- _Stated task_
Reproduce the listing below verbatim.

- _Records for processing_
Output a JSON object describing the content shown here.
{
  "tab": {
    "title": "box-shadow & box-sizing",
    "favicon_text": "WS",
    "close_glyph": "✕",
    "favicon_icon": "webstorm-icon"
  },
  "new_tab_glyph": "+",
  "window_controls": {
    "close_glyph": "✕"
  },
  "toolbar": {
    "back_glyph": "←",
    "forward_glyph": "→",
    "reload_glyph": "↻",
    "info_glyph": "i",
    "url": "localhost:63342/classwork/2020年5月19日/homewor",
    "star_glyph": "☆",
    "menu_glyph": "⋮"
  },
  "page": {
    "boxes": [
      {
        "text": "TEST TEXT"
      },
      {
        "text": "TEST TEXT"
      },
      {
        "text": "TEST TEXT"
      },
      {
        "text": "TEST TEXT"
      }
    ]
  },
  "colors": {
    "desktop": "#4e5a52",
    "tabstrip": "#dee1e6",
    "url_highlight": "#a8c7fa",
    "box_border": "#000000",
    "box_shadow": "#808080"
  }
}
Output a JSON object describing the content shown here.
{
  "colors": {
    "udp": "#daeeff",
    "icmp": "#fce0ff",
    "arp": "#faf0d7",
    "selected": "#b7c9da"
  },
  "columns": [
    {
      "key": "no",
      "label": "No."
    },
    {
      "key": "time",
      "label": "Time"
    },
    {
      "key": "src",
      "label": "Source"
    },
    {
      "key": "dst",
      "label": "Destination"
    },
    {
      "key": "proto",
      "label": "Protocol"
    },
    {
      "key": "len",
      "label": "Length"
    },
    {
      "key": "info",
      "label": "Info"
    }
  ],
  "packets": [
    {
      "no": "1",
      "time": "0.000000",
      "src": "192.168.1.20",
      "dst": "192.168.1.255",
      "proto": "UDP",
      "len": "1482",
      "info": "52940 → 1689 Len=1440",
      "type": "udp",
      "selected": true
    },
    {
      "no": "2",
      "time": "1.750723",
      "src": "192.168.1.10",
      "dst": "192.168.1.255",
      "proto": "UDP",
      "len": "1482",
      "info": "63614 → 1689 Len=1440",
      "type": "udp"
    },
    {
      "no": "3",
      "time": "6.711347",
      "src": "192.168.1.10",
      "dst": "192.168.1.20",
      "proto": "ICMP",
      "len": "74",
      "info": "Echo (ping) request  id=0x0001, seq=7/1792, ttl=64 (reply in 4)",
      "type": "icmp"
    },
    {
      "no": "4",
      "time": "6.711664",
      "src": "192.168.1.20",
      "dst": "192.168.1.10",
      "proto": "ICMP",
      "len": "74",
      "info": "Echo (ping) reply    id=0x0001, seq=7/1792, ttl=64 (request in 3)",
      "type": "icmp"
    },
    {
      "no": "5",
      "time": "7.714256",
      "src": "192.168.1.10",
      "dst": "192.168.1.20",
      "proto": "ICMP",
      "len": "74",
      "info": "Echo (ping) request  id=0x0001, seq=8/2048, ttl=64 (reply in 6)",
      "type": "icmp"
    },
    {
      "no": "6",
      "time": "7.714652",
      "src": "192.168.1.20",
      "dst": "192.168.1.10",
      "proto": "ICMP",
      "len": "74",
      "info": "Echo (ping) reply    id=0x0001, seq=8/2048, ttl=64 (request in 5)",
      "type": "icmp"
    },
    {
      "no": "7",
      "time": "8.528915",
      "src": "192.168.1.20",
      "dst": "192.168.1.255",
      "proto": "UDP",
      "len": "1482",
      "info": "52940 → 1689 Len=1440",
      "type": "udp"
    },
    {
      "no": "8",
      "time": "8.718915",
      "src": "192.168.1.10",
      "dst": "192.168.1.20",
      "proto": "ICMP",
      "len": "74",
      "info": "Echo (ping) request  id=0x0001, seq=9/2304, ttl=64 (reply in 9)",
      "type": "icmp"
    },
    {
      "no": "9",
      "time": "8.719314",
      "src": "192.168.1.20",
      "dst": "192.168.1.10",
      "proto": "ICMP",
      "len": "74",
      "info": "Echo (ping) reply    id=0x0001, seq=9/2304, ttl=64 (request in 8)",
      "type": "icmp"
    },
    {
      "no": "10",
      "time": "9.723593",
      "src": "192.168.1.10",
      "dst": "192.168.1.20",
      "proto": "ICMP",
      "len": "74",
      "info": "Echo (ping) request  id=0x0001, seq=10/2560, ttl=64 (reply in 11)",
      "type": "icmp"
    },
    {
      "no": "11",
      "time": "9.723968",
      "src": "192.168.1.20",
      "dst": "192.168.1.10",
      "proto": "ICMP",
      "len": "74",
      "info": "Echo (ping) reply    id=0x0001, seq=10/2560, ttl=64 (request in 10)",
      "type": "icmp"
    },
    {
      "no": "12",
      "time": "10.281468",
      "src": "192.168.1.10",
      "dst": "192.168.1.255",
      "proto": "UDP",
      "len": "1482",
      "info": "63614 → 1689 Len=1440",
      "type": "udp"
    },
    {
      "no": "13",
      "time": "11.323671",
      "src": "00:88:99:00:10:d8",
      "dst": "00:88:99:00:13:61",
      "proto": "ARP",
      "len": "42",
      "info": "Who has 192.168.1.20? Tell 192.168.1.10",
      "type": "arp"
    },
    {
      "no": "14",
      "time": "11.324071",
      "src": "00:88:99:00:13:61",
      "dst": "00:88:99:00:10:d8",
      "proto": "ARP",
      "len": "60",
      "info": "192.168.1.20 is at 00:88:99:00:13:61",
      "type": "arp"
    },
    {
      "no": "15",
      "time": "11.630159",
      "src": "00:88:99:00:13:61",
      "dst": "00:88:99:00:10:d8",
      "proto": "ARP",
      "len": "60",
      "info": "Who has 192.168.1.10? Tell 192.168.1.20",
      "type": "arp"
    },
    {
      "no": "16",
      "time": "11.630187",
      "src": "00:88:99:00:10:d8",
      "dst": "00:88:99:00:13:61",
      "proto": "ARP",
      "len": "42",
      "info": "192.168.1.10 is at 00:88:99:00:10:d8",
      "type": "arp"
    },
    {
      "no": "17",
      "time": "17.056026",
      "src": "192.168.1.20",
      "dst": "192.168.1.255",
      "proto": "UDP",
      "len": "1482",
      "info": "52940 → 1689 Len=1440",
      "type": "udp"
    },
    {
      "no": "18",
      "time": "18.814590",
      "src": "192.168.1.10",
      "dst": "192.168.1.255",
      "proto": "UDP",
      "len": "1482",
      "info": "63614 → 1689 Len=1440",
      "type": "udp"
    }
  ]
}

- _Task output_
Output a JSON object describing the content shown here.
{
  "tab": {
    "title": "box-shadow & box-sizing",
    "favicon_text": "WS",
    "close_glyph": "✕",
    "favicon_icon": "webstorm-icon"
  },
  "new_tab_glyph": "+",
  "window_controls": {
    "close_glyph": "✕"
  },
  "toolbar": {
    "back_glyph": "←",
    "forward_glyph": "→",
    "reload_glyph": "↻",
    "info_glyph": "i",
    "url": "localhost:63342/classwork/2020年5月19日/homewor",
    "star_glyph": "☆",
    "menu_glyph": "⋮"
  },
  "page": {
    "boxes": [
      {
        "text": "TEST TEXT"
      },
      {
        "text": "TEST TEXT"
      },
      {
        "text": "TEST TEXT"
      },
      {
        "text": "TEST TEXT"
      }
    ]
  },
  "colors": {
    "desktop": "#4e5a52",
    "tabstrip": "#dee1e6",
    "url_highlight": "#a8c7fa",
    "box_border": "#000000",
    "box_shadow": "#808080"
  }
}
Output a JSON object describing the content shown here.
{
  "colors": {
    "udp": "#daeeff",
    "icmp": "#fce0ff",
    "arp": "#faf0d7",
    "selected": "#b7c9da"
  },
  "columns": [
    {
      "key": "no",
      "label": "No."
    },
    {
      "key": "time",
      "label": "Time"
    },
    {
      "key": "src",
      "label": "Source"
    },
    {
      "key": "dst",
      "label": "Destination"
    },
    {
      "key": "proto",
      "label": "Protocol"
    },
    {
      "key": "len",
      "label": "Length"
    },
    {
      "key": "info",
      "label": "Info"
    }
  ],
  "packets": [
    {
      "no": "1",
      "time": "0.000000",
      "src": "192.168.1.20",
      "dst": "192.168.1.255",
      "proto": "UDP",
      "len": "1482",
      "info": "52940 → 1689 Len=1440",
      "type": "udp",
      "selected": true
    },
    {
      "no": "2",
      "time": "1.750723",
      "src": "192.168.1.10",
      "dst": "192.168.1.255",
      "proto": "UDP",
      "len": "1482",
      "info": "63614 → 1689 Len=1440",
      "type": "udp"
    },
    {
      "no": "3",
      "time": "6.711347",
      "src": "192.168.1.10",
      "dst": "192.168.1.20",
      "proto": "ICMP",
      "len": "74",
      "info": "Echo (ping) request  id=0x0001, seq=7/1792, ttl=64 (reply in 4)",
      "type": "icmp"
    },
    {
      "no": "4",
      "time": "6.711664",
      "src": "192.168.1.20",
      "dst": "192.168.1.10",
      "proto": "ICMP",
      "len": "74",
      "info": "Echo (ping) reply    id=0x0001, seq=7/1792, ttl=64 (request in 3)",
      "type": "icmp"
    },
    {
      "no": "5",
      "time": "7.714256",
      "src": "192.168.1.10",
      "dst": "192.168.1.20",
      "proto": "ICMP",
      "len": "74",
      "info": "Echo (ping) request  id=0x0001, seq=8/2048, ttl=64 (reply in 6)",
      "type": "icmp"
    },
    {
      "no": "6",
      "time": "7.714652",
      "src": "192.168.1.20",
      "dst": "192.168.1.10",
      "proto": "ICMP",
      "len": "74",
      "info": "Echo (ping) reply    id=0x0001, seq=8/2048, ttl=64 (request in 5)",
      "type": "icmp"
    },
    {
      "no": "7",
      "time": "8.528915",
      "src": "192.168.1.20",
      "dst": "192.168.1.255",
      "proto": "UDP",
      "len": "1482",
      "info": "52940 → 1689 Len=1440",
      "type": "udp"
    },
    {
      "no": "8",
      "time": "8.718915",
      "src": "192.168.1.10",
      "dst": "192.168.1.20",
      "proto": "ICMP",
      "len": "74",
      "info": "Echo (ping) request  id=0x0001, seq=9/2304, ttl=64 (reply in 9)",
      "type": "icmp"
    },
    {
      "no": "9",
      "time": "8.719314",
      "src": "192.168.1.20",
      "dst": "192.168.1.10",
      "proto": "ICMP",
      "len": "74",
      "info": "Echo (ping) reply    id=0x0001, seq=9/2304, ttl=64 (request in 8)",
      "type": "icmp"
    },
    {
      "no": "10",
      "time": "9.723593",
      "src": "192.168.1.10",
      "dst": "192.168.1.20",
      "proto": "ICMP",
      "len": "74",
      "info": "Echo (ping) request  id=0x0001, seq=10/2560, ttl=64 (reply in 11)",
      "type": "icmp"
    },
    {
      "no": "11",
      "time": "9.723968",
      "src": "192.168.1.20",
      "dst": "192.168.1.10",
      "proto": "ICMP",
      "len": "74",
      "info": "Echo (ping) reply    id=0x0001, seq=10/2560, ttl=64 (request in 10)",
      "type": "icmp"
    },
    {
      "no": "12",
      "time": "10.281468",
      "src": "192.168.1.10",
      "dst": "192.168.1.255",
      "proto": "UDP",
      "len": "1482",
      "info": "63614 → 1689 Len=1440",
      "type": "udp"
    },
    {
      "no": "13",
      "time": "11.323671",
      "src": "00:88:99:00:10:d8",
      "dst": "00:88:99:00:13:61",
      "proto": "ARP",
      "len": "42",
      "info": "Who has 192.168.1.20? Tell 192.168.1.10",
      "type": "arp"
    },
    {
      "no": "14",
      "time": "11.324071",
      "src": "00:88:99:00:13:61",
      "dst": "00:88:99:00:10:d8",
      "proto": "ARP",
      "len": "60",
      "info": "192.168.1.20 is at 00:88:99:00:13:61",
      "type": "arp"
    },
    {
      "no": "15",
      "time": "11.630159",
      "src": "00:88:99:00:13:61",
      "dst": "00:88:99:00:10:d8",
      "proto": "ARP",
      "len": "60",
      "info": "Who has 192.168.1.10? Tell 192.168.1.20",
      "type": "arp"
    },
    {
      "no": "16",
      "time": "11.630187",
      "src": "00:88:99:00:10:d8",
      "dst": "00:88:99:00:13:61",
      "proto": "ARP",
      "len": "42",
      "info": "192.168.1.10 is at 00:88:99:00:10:d8",
      "type": "arp"
    },
    {
      "no": "17",
      "time": "17.056026",
      "src": "192.168.1.20",
      "dst": "192.168.1.255",
      "proto": "UDP",
      "len": "1482",
      "info": "52940 → 1689 Len=1440",
      "type": "udp"
    },
    {
      "no": "18",
      "time": "18.814590",
      "src": "192.168.1.10",
      "dst": "192.168.1.255",
      "proto": "UDP",
      "len": "1482",
      "info": "63614 → 1689 Len=1440",
      "type": "udp"
    }
  ]
}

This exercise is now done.